- What you are asked to do: Return all lines where the word "this" can be found.

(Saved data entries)
****************

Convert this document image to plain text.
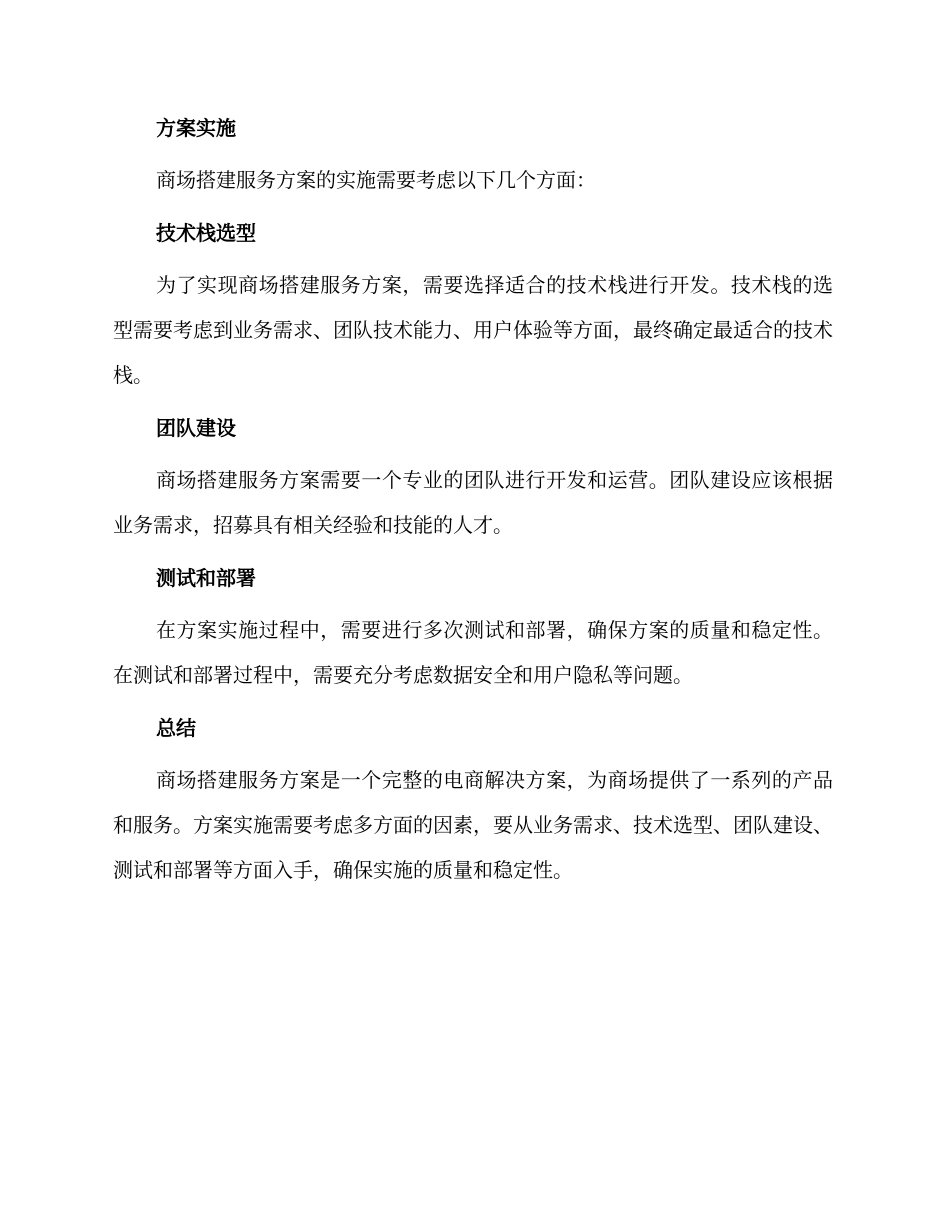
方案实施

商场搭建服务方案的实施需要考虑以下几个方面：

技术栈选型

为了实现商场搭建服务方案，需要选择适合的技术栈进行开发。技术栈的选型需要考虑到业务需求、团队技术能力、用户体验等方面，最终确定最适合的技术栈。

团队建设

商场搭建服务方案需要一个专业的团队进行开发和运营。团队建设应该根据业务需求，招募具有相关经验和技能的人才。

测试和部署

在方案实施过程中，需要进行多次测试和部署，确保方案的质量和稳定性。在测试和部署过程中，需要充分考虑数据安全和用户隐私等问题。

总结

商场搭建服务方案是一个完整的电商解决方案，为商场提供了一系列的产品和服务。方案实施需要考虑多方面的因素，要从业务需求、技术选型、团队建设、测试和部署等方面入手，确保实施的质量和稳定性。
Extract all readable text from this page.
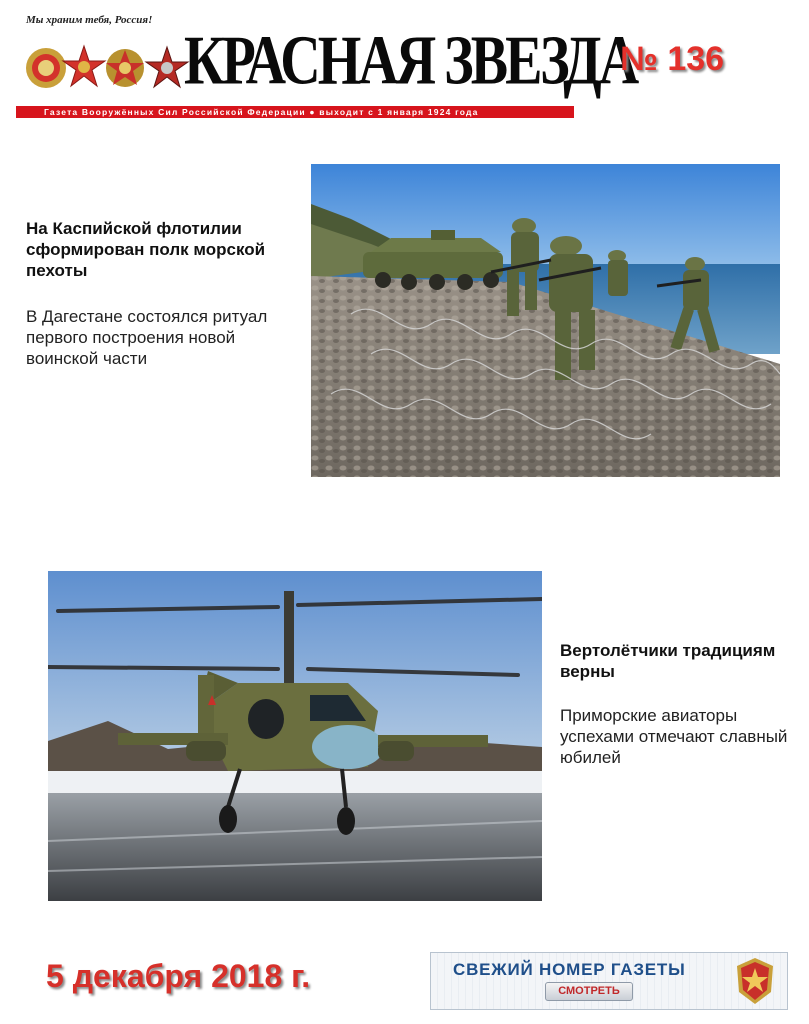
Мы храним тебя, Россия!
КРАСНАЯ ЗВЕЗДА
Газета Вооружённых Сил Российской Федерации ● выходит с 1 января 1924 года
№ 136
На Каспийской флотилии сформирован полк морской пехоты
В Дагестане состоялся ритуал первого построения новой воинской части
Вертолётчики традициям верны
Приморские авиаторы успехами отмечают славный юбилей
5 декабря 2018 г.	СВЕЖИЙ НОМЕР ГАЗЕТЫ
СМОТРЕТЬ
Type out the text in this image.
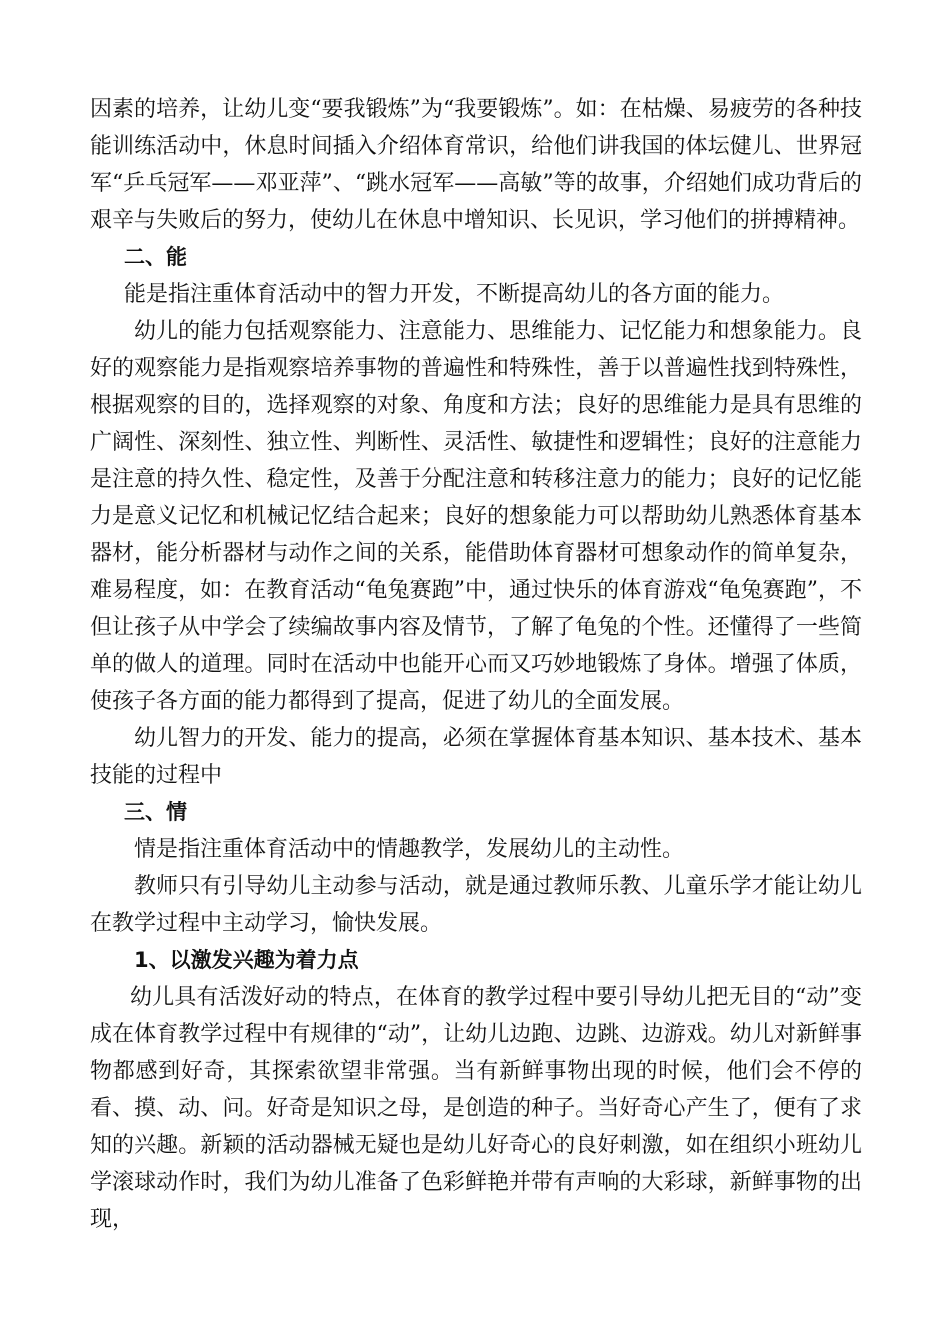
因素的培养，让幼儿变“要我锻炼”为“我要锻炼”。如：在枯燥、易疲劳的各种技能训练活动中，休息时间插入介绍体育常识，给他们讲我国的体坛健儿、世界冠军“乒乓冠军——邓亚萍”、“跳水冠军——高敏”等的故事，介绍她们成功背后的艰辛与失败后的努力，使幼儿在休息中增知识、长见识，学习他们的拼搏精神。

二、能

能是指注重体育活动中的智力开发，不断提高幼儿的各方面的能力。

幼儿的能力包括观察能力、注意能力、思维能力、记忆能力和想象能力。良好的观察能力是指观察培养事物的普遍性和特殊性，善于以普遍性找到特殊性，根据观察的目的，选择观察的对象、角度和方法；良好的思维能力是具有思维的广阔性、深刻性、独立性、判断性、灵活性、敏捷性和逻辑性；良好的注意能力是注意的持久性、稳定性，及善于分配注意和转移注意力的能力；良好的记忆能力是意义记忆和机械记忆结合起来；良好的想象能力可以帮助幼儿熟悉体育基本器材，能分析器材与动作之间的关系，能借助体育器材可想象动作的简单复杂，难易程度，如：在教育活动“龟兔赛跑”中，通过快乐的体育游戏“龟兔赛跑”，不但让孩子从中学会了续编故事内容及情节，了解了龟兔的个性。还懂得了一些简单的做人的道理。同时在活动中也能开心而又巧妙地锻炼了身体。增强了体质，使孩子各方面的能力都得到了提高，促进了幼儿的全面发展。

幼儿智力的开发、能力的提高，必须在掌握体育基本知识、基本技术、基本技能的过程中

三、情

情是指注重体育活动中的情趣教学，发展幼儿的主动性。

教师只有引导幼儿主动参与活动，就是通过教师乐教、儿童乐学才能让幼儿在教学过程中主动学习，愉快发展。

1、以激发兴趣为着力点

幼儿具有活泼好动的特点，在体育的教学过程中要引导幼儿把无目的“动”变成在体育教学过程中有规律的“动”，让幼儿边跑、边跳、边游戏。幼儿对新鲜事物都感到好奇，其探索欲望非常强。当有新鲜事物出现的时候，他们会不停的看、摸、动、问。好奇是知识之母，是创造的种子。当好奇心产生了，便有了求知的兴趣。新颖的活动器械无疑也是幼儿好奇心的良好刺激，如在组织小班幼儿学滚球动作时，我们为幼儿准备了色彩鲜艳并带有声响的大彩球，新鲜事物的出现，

****************

- Correct output:
Convert this document image to plain text.
Extract all readable text from this page.
Type out the text in this image.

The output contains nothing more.